-- Start of Task material --

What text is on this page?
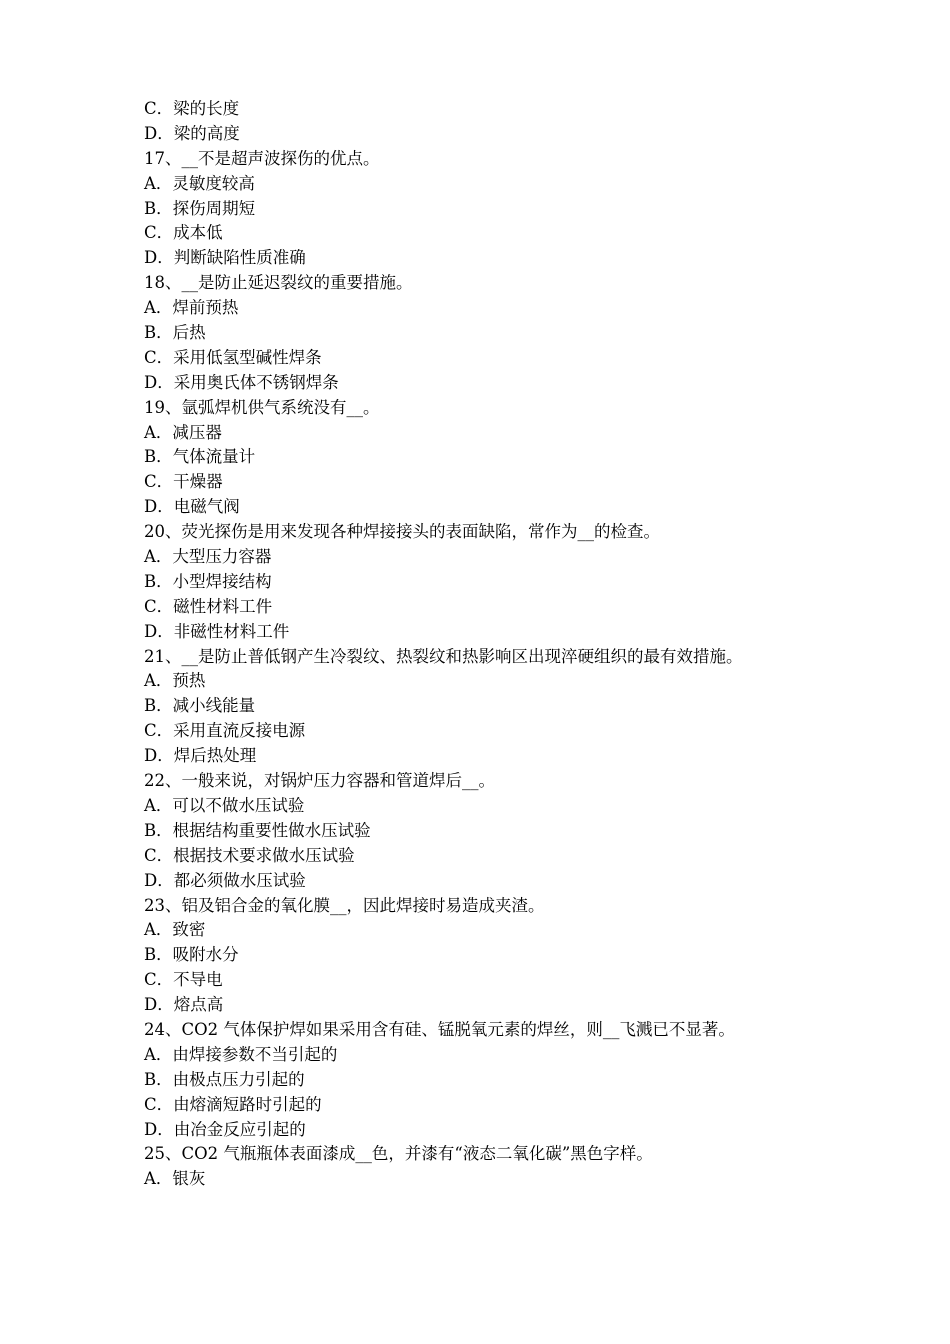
C．梁的长度
D．梁的高度
17、__不是超声波探伤的优点。
A．灵敏度较高
B．探伤周期短
C．成本低
D．判断缺陷性质准确
18、__是防止延迟裂纹的重要措施。
A．焊前预热
B．后热
C．采用低氢型碱性焊条
D．采用奥氏体不锈钢焊条
19、氩弧焊机供气系统没有__。
A．减压器
B．气体流量计
C．干燥器
D．电磁气阀
20、荧光探伤是用来发现各种焊接接头的表面缺陷，常作为__的检查。
A．大型压力容器
B．小型焊接结构
C．磁性材料工件
D．非磁性材料工件
21、__是防止普低钢产生冷裂纹、热裂纹和热影响区出现淬硬组织的最有效措施。
A．预热
B．减小线能量
C．采用直流反接电源
D．焊后热处理
22、一般来说，对锅炉压力容器和管道焊后__。
A．可以不做水压试验
B．根据结构重要性做水压试验
C．根据技术要求做水压试验
D．都必须做水压试验
23、铝及铝合金的氧化膜__，因此焊接时易造成夹渣。
A．致密
B．吸附水分
C．不导电
D．熔点高
24、CO2 气体保护焊如果采用含有硅、锰脱氧元素的焊丝，则__飞溅已不显著。
A．由焊接参数不当引起的
B．由极点压力引起的
C．由熔滴短路时引起的
D．由冶金反应引起的
25、CO2 气瓶瓶体表面漆成__色，并漆有“液态二氧化碳”黑色字样。
A．银灰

-- End of Task material --

Stated goal
Quote every record above exactly, omitting any pictures they contain.

Task output
What text is on this page?
C．梁的长度
D．梁的高度
17、__不是超声波探伤的优点。
A．灵敏度较高
B．探伤周期短
C．成本低
D．判断缺陷性质准确
18、__是防止延迟裂纹的重要措施。
A．焊前预热
B．后热
C．采用低氢型碱性焊条
D．采用奥氏体不锈钢焊条
19、氩弧焊机供气系统没有__。
A．减压器
B．气体流量计
C．干燥器
D．电磁气阀
20、荧光探伤是用来发现各种焊接接头的表面缺陷，常作为__的检查。
A．大型压力容器
B．小型焊接结构
C．磁性材料工件
D．非磁性材料工件
21、__是防止普低钢产生冷裂纹、热裂纹和热影响区出现淬硬组织的最有效措施。
A．预热
B．减小线能量
C．采用直流反接电源
D．焊后热处理
22、一般来说，对锅炉压力容器和管道焊后__。
A．可以不做水压试验
B．根据结构重要性做水压试验
C．根据技术要求做水压试验
D．都必须做水压试验
23、铝及铝合金的氧化膜__，因此焊接时易造成夹渣。
A．致密
B．吸附水分
C．不导电
D．熔点高
24、CO2 气体保护焊如果采用含有硅、锰脱氧元素的焊丝，则__飞溅已不显著。
A．由焊接参数不当引起的
B．由极点压力引起的
C．由熔滴短路时引起的
D．由冶金反应引起的
25、CO2 气瓶瓶体表面漆成__色，并漆有“液态二氧化碳”黑色字样。
A．银灰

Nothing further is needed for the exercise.